Extrait à lire

Droit au travail pour les exilé·e·s

En introduction de conseil municipal de Brest, Marion Maury a dénoncé l’absurdité de la situation de nombreux travailleurs et travailleuses étranger·e·s sur notre territoire. Alors que des jeunes étranger·e·s sont formé·e·s dans nos écoles, puis dans nos entreprises comme apprenti·e·s, ils et elles sont sommé·e·s de quitter le territoire à leur majorité, laissant les entreprises qui comptaient les embaucher sans solution de remplacement.

Monsieur le maire, cher·e·s collègues,

Il y a dix jours, le créateur de l’association nationale Patrons solidaires est venu à Guipavas parler du droit au travail des exilé·e·s en Finistère.

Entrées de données
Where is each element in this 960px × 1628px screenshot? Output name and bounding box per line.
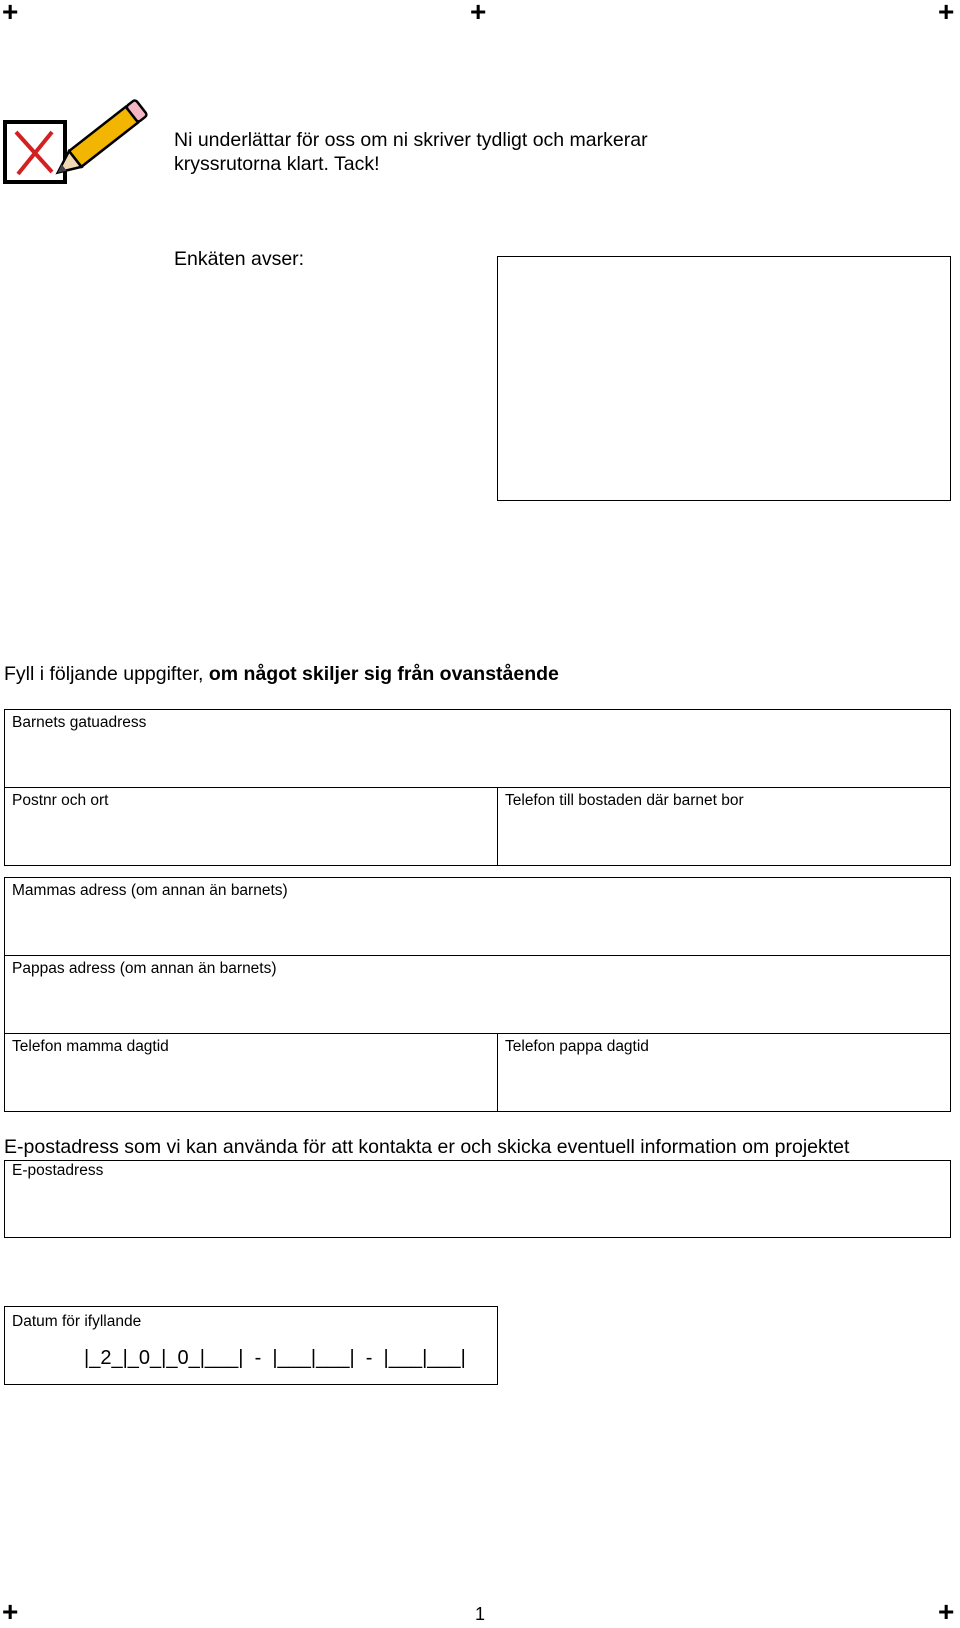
instruction-text [174, 128, 734, 176]
instruction-line-1: Ni underlättar för oss om ni skriver tydligt och markerar [174, 129, 648, 151]
survey-label: Enkäten avser: [174, 248, 305, 270]
street-address-field[interactable] [4, 709, 951, 788]
registration-mark-icon: + [470, 0, 487, 27]
instruction-line-2: kryssrutorna klart. Tack! [174, 153, 380, 175]
date-label: Datum för ifyllande [12, 1313, 142, 1330]
survey-target-box[interactable] [497, 256, 951, 501]
registration-mark-icon: + [938, 1596, 955, 1627]
father-address-label: Pappas adress (om annan än barnets) [12, 960, 277, 977]
date-field[interactable] [4, 1306, 498, 1385]
registration-mark-icon: + [938, 0, 955, 27]
section-heading-bold: om något skiljer sig från ovanstående [208, 663, 559, 685]
father-address-field[interactable] [4, 955, 951, 1034]
section-heading [4, 663, 559, 686]
section-heading-normal: Fyll i följande uppgifter, [4, 663, 209, 685]
email-field[interactable] [4, 1160, 951, 1238]
postal-code-city-field[interactable] [4, 787, 498, 866]
home-phone-label: Telefon till bostaden där barnet bor [505, 792, 744, 809]
mother-phone-field[interactable] [4, 1033, 498, 1112]
page-number: 1 [475, 1604, 486, 1624]
street-address-label: Barnets gatuadress [12, 714, 147, 731]
checkbox-pencil-icon [2, 86, 160, 186]
mother-address-label: Mammas adress (om annan än barnets) [12, 882, 288, 899]
email-label: E-postadress [12, 1162, 104, 1179]
mother-address-field[interactable] [4, 877, 951, 956]
registration-mark-icon: + [2, 0, 19, 27]
email-heading: E-postadress som vi kan använda för att kontakta er och skicka eventuell information om projektet [4, 1136, 850, 1158]
date-entry-template[interactable]: |_2_|_0_|_0_|___| - |___|___| - |___|___| [84, 1347, 466, 1369]
registration-mark-icon: + [2, 1596, 19, 1627]
father-phone-label: Telefon pappa dagtid [505, 1038, 649, 1055]
home-phone-field[interactable] [497, 787, 951, 866]
postal-code-city-label: Postnr och ort [12, 792, 109, 809]
father-phone-field[interactable] [497, 1033, 951, 1112]
mother-phone-label: Telefon mamma dagtid [12, 1038, 169, 1055]
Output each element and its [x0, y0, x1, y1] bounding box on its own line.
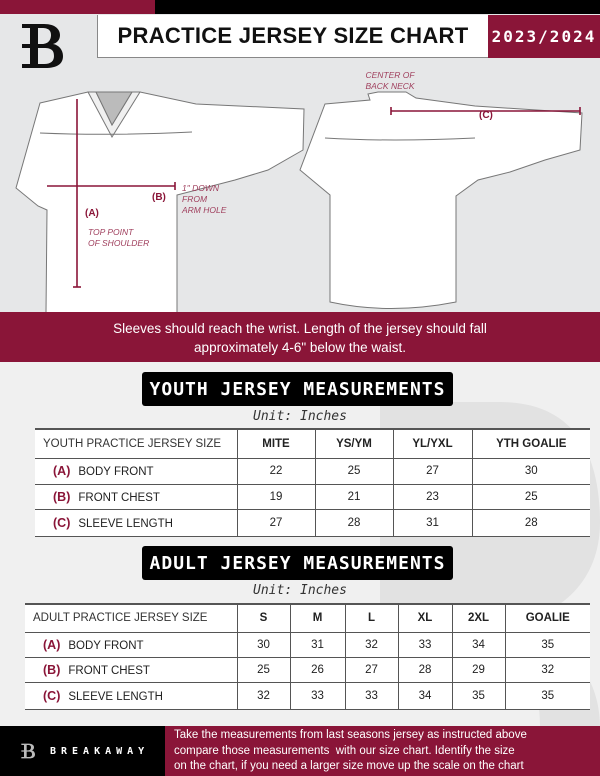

Votre objectif
Prolongez l'extrait consacré au droit au travail des exilé·e·s en reprenant juste après sa dernière phrase.

Réponse attendue
Patrons solidaires, c’est cette association nationale qui s’est créée l’an dernier pour soutenir les patron·ne·s qui ont formé légalement des jeunes étranger·e·s en apprentissage qui sont tout d’un coup empêché·e·s de les recruter. Ce débat était organisé par l’association Digemer que la Ville de Brest soutient au titre de l’accueil digne des exilé·e·s à Brest.

Nous souhaitons en dire un mot nous les écologistes car ce sujet concerne des jeunes Brestois·e·s qui sont formé·e·s dans nos écoles professionnelles à Brest mais aussi des entreprises de notre territoire.

Il était frappant lors de cette rencontre de voir à quel point les constats sur le sujet sont partagés tant par les collectifs de défense des exilé·e·s que par des entreprises mais aussi par des organisations d’employeurs du type SICA ou FNSEA qui se mobilisent à leurs côtés pour alerter l’État. Cette convergence des acteurs est inédite. Ces acteurs se mobilisent aussi ensemble dans d’autres départements.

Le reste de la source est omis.